● TASK GOAL: From the entries below, count the lines with "Geburtsdatum". Write only the count.

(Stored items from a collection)
================================

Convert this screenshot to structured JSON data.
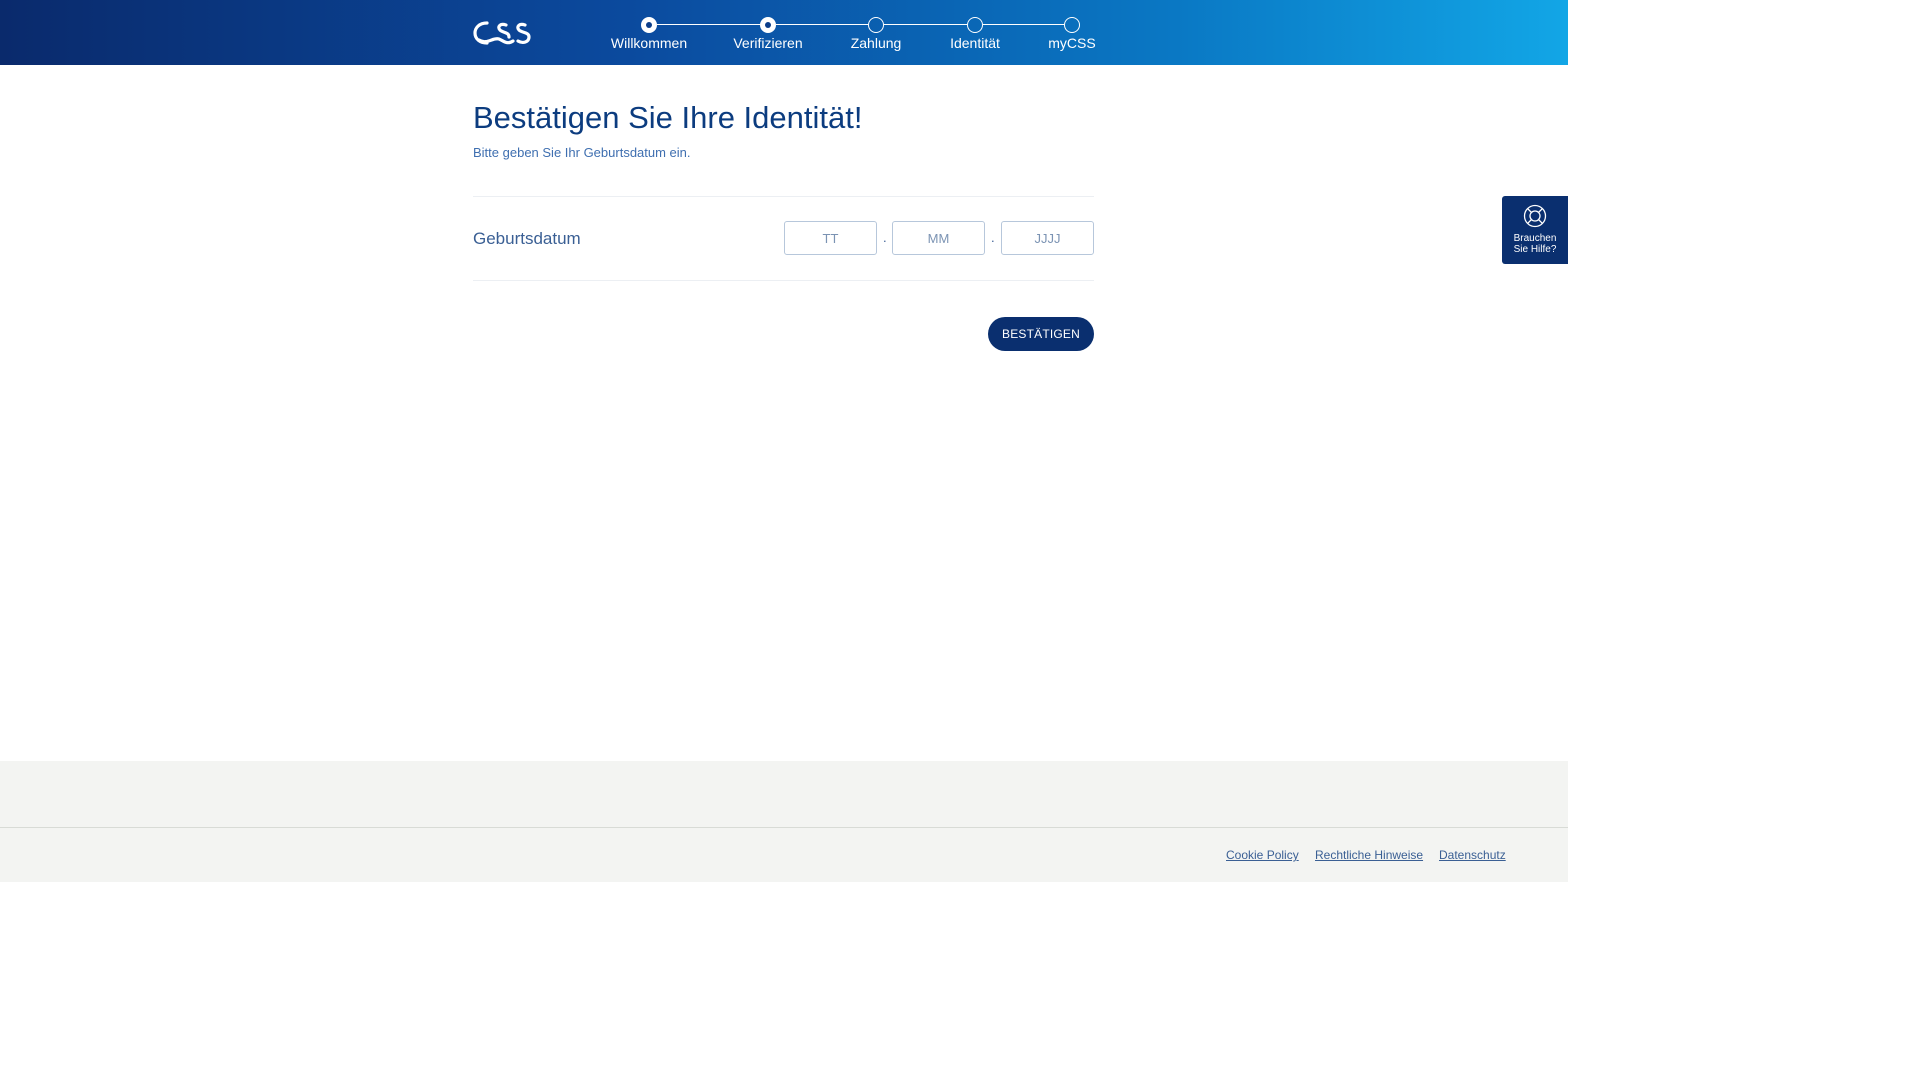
{
  "header": {
    "logo_alt": "CSS",
    "steps": [
      {
        "label": "Willkommen",
        "state": "done"
      },
      {
        "label": "Verifizieren",
        "state": "done"
      },
      {
        "label": "Zahlung",
        "state": "open"
      },
      {
        "label": "Identität",
        "state": "open"
      },
      {
        "label": "myCSS",
        "state": "open"
      }
    ]
  },
  "main": {
    "title": "Bestätigen Sie Ihre Identität!",
    "subtitle": "Bitte geben Sie Ihr Geburtsdatum ein.",
    "birthdate": {
      "label": "Geburtsdatum",
      "day_placeholder": "TT",
      "month_placeholder": "MM",
      "year_placeholder": "JJJJ",
      "separator": ".",
      "day_value": "",
      "month_value": "",
      "year_value": ""
    },
    "confirm_label": "BESTÄTIGEN"
  },
  "help": {
    "icon": "lifebuoy-icon",
    "line1": "Brauchen",
    "line2": "Sie Hilfe?"
  },
  "footer": {
    "links": [
      "Cookie Policy",
      "Rechtliche Hinweise",
      "Datenschutz"
    ]
  },
  "colors": {
    "brand_dark": "#0a2f6f",
    "brand_title": "#0c3c7f",
    "header_gradient_start": "#0a2a6c",
    "header_gradient_end": "#12a6e6",
    "footer_bg": "#f3f4f2"
  }
}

================================

● COMPLETED TASK: 2